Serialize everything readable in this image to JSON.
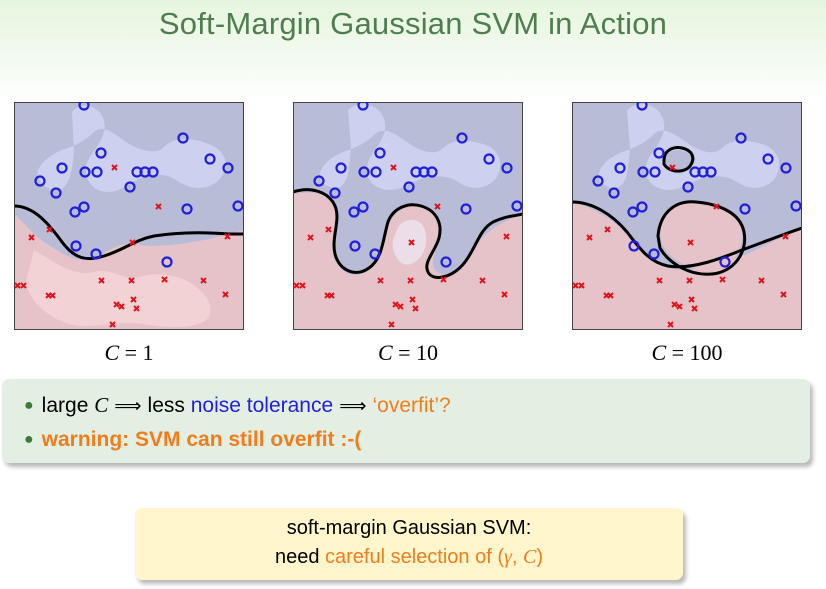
{
  "title": "Soft-Margin Gaussian SVM in Action",
  "panels": [
    {
      "var": "C",
      "eq": " = ",
      "value": "1"
    },
    {
      "var": "C",
      "eq": " = ",
      "value": "10"
    },
    {
      "var": "C",
      "eq": " = ",
      "value": "100"
    }
  ],
  "bullets": {
    "b1": {
      "p1": "large ",
      "c": "C",
      "arrow": " ⟹ ",
      "p2": "less ",
      "noise": "noise tolerance",
      "arrow2": " ⟹ ",
      "overfit": "‘overfit’?"
    },
    "b2": "warning: SVM can still overfit :-("
  },
  "note": {
    "line1": "soft-margin Gaussian SVM:",
    "need": "need ",
    "careful": "careful selection of (",
    "gamma": "γ",
    "comma": ", ",
    "c": "C",
    "close": ")"
  },
  "colors": {
    "title": "#4f7d4f",
    "positive_point": "#1f1fdc",
    "negative_point": "#e0141c",
    "region_blue": "#b7bdd8",
    "region_red": "#e7c0c5",
    "accent_orange": "#f07d1c"
  }
}
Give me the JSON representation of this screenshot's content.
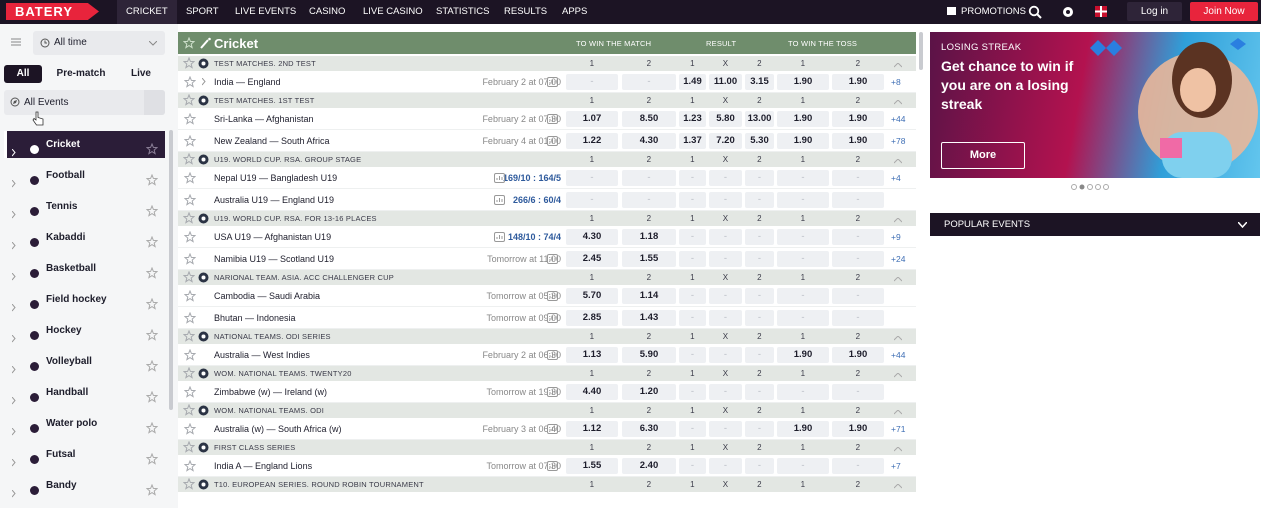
{
  "nav": {
    "logo": "BATERY",
    "items": [
      "CRICKET",
      "SPORT",
      "LIVE EVENTS",
      "CASINO",
      "LIVE CASINO",
      "STATISTICS",
      "RESULTS",
      "APPS"
    ],
    "promotions": "PROMOTIONS",
    "login": "Log in",
    "join": "Join Now"
  },
  "sidebar": {
    "period": "All time",
    "tabs": [
      "All",
      "Pre-match",
      "Live"
    ],
    "filter": "All Events",
    "sports": [
      "Cricket",
      "Football",
      "Tennis",
      "Kabaddi",
      "Basketball",
      "Field hockey",
      "Hockey",
      "Volleyball",
      "Handball",
      "Water polo",
      "Futsal",
      "Bandy"
    ]
  },
  "main": {
    "title": "Cricket",
    "markets": [
      "TO WIN THE MATCH",
      "RESULT",
      "TO WIN THE TOSS"
    ],
    "odds_headers": [
      "1",
      "2",
      "1",
      "X",
      "2",
      "1",
      "2"
    ],
    "leagues": [
      {
        "name": "TEST MATCHES. 2ND TEST",
        "matches": [
          {
            "teams": "India — England",
            "time": "February 2 at 07:00",
            "odds": [
              "-",
              "-",
              "1.49",
              "11.00",
              "3.15",
              "1.90",
              "1.90"
            ],
            "more": "+8"
          }
        ]
      },
      {
        "name": "TEST MATCHES. 1ST TEST",
        "matches": [
          {
            "teams": "Sri-Lanka — Afghanistan",
            "time": "February 2 at 07:30",
            "odds": [
              "1.07",
              "8.50",
              "1.23",
              "5.80",
              "13.00",
              "1.90",
              "1.90"
            ],
            "more": "+44"
          },
          {
            "teams": "New Zealand — South Africa",
            "time": "February 4 at 01:00",
            "odds": [
              "1.22",
              "4.30",
              "1.37",
              "7.20",
              "5.30",
              "1.90",
              "1.90"
            ],
            "more": "+78"
          }
        ]
      },
      {
        "name": "U19. WORLD CUP. RSA. GROUP STAGE",
        "matches": [
          {
            "teams": "Nepal U19 — Bangladesh U19",
            "score": "169/10 : 164/5",
            "odds": [
              "-",
              "-",
              "-",
              "-",
              "-",
              "-",
              "-"
            ],
            "more": "+4"
          },
          {
            "teams": "Australia U19 — England U19",
            "score": "266/6 : 60/4",
            "odds": [
              "-",
              "-",
              "-",
              "-",
              "-",
              "-",
              "-"
            ]
          }
        ]
      },
      {
        "name": "U19. WORLD CUP. RSA. FOR 13-16 PLACES",
        "matches": [
          {
            "teams": "USA U19 — Afghanistan U19",
            "score": "148/10 : 74/4",
            "odds": [
              "4.30",
              "1.18",
              "-",
              "-",
              "-",
              "-",
              "-"
            ],
            "more": "+9"
          },
          {
            "teams": "Namibia U19 — Scotland U19",
            "time": "Tomorrow at 11:00",
            "odds": [
              "2.45",
              "1.55",
              "-",
              "-",
              "-",
              "-",
              "-"
            ],
            "more": "+24"
          }
        ]
      },
      {
        "name": "NARIONAL TEAM. ASIA. ACC CHALLENGER CUP",
        "matches": [
          {
            "teams": "Cambodia — Saudi Arabia",
            "time": "Tomorrow at 05:30",
            "odds": [
              "5.70",
              "1.14",
              "-",
              "-",
              "-",
              "-",
              "-"
            ]
          },
          {
            "teams": "Bhutan — Indonesia",
            "time": "Tomorrow at 09:00",
            "odds": [
              "2.85",
              "1.43",
              "-",
              "-",
              "-",
              "-",
              "-"
            ]
          }
        ]
      },
      {
        "name": "NATIONAL TEAMS. ODI SERIES",
        "matches": [
          {
            "teams": "Australia — West Indies",
            "time": "February 2 at 06:30",
            "odds": [
              "1.13",
              "5.90",
              "-",
              "-",
              "-",
              "1.90",
              "1.90"
            ],
            "more": "+44"
          }
        ]
      },
      {
        "name": "WOM. NATIONAL TEAMS. TWENTY20",
        "matches": [
          {
            "teams": "Zimbabwe (w) — Ireland (w)",
            "time": "Tomorrow at 19:30",
            "odds": [
              "4.40",
              "1.20",
              "-",
              "-",
              "-",
              "-",
              "-"
            ]
          }
        ]
      },
      {
        "name": "WOM. NATIONAL TEAMS. ODI",
        "matches": [
          {
            "teams": "Australia (w) — South Africa (w)",
            "time": "February 3 at 06:40",
            "odds": [
              "1.12",
              "6.30",
              "-",
              "-",
              "-",
              "1.90",
              "1.90"
            ],
            "more": "+71"
          }
        ]
      },
      {
        "name": "FIRST CLASS SERIES",
        "matches": [
          {
            "teams": "India A — England Lions",
            "time": "Tomorrow at 07:30",
            "odds": [
              "1.55",
              "2.40",
              "-",
              "-",
              "-",
              "-",
              "-"
            ],
            "more": "+7"
          }
        ]
      },
      {
        "name": "T10. EUROPEAN SERIES. ROUND ROBIN TOURNAMENT",
        "matches": []
      }
    ]
  },
  "promo": {
    "kicker": "LOSING STREAK",
    "headline": "Get chance to win if you are on a losing streak",
    "button": "More"
  },
  "popular": "POPULAR EVENTS"
}
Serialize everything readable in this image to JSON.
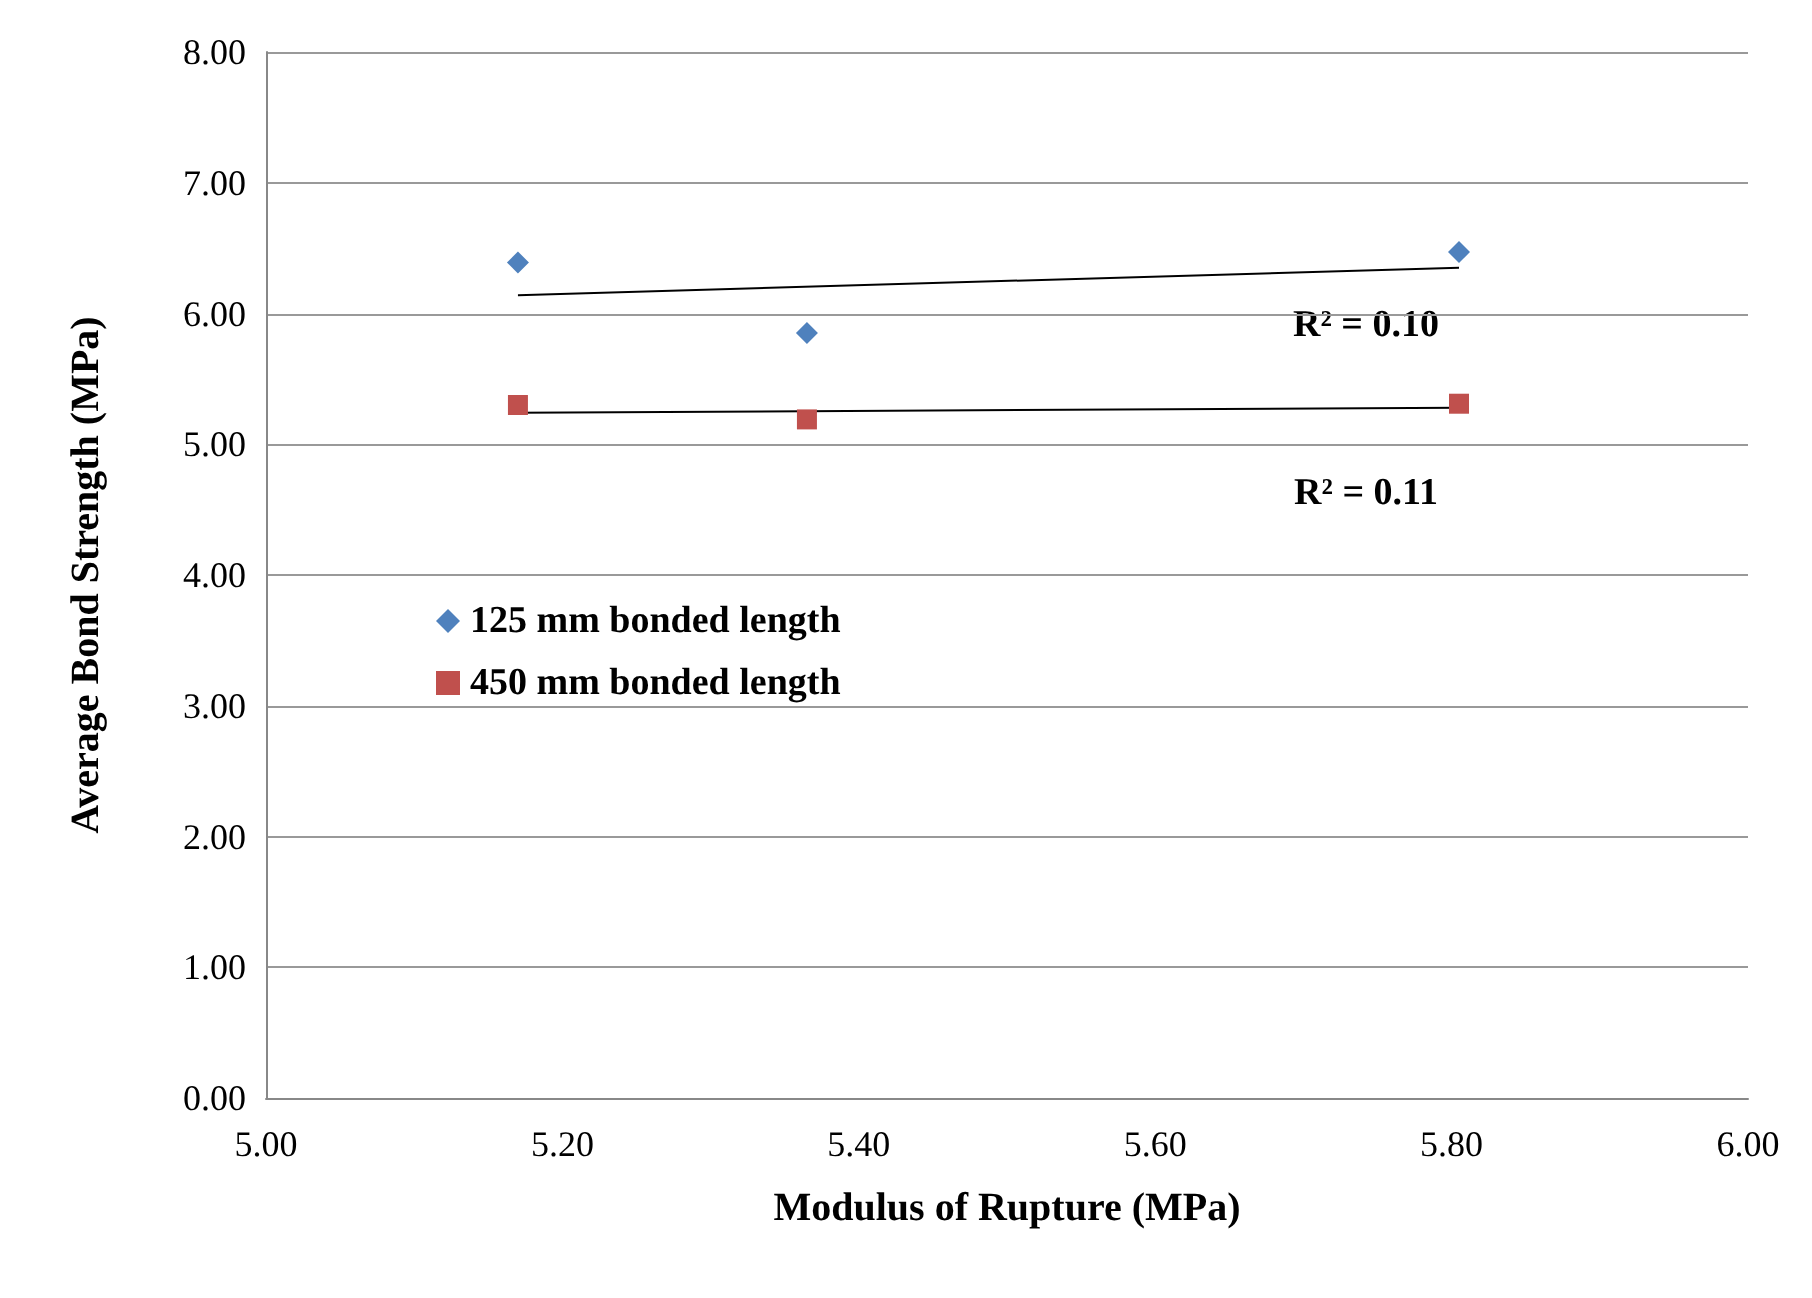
{
  "chart_data": {
    "type": "scatter",
    "xlabel": "Modulus of Rupture (MPa)",
    "ylabel": "Average Bond Strength (MPa)",
    "xlim": [
      5,
      6
    ],
    "xticks": [
      {
        "value": 5,
        "label": "5.00"
      },
      {
        "value": 5.2,
        "label": "5.20"
      },
      {
        "value": 5.4,
        "label": "5.40"
      },
      {
        "value": 5.6,
        "label": "5.60"
      },
      {
        "value": 5.8,
        "label": "5.80"
      },
      {
        "value": 6,
        "label": "6.00"
      }
    ],
    "ylim": [
      0,
      8
    ],
    "yticks": [
      {
        "value": 0,
        "label": "0.00"
      },
      {
        "value": 1,
        "label": "1.00"
      },
      {
        "value": 2,
        "label": "2.00"
      },
      {
        "value": 3,
        "label": "3.00"
      },
      {
        "value": 4,
        "label": "4.00"
      },
      {
        "value": 5,
        "label": "5.00"
      },
      {
        "value": 6,
        "label": "6.00"
      },
      {
        "value": 7,
        "label": "7.00"
      },
      {
        "value": 8,
        "label": "8.00"
      }
    ],
    "grid": "y",
    "legend": "left",
    "series": [
      {
        "name": "125 mm bonded length",
        "color": "#4f81bd",
        "marker": "diamond",
        "x": [
          5.17,
          5.365,
          5.805
        ],
        "values": [
          6.39,
          5.85,
          6.47
        ]
      },
      {
        "name": "450 mm bonded length",
        "color": "#c0504d",
        "marker": "square",
        "x": [
          5.17,
          5.365,
          5.805
        ],
        "values": [
          5.3,
          5.19,
          5.31
        ]
      },
      {
        "type": "line",
        "color": "#000000",
        "marker": "none",
        "x": [
          5.17,
          5.805
        ],
        "values": [
          6.14,
          6.35
        ]
      },
      {
        "type": "line",
        "color": "#000000",
        "marker": "none",
        "x": [
          5.17,
          5.805
        ],
        "values": [
          5.24,
          5.28
        ]
      }
    ],
    "annotations": [
      "R² = 0.10",
      "R² = 0.11"
    ]
  }
}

Task: Examine the records and pull out every line where the string "February" occurs.

Solution for this problem:
            "time": "February 2 at 07:00",
            "time": "February 2 at 07:30",
            "time": "February 4 at 01:00",
            "time": "February 2 at 06:30",
            "time": "February 3 at 06:40",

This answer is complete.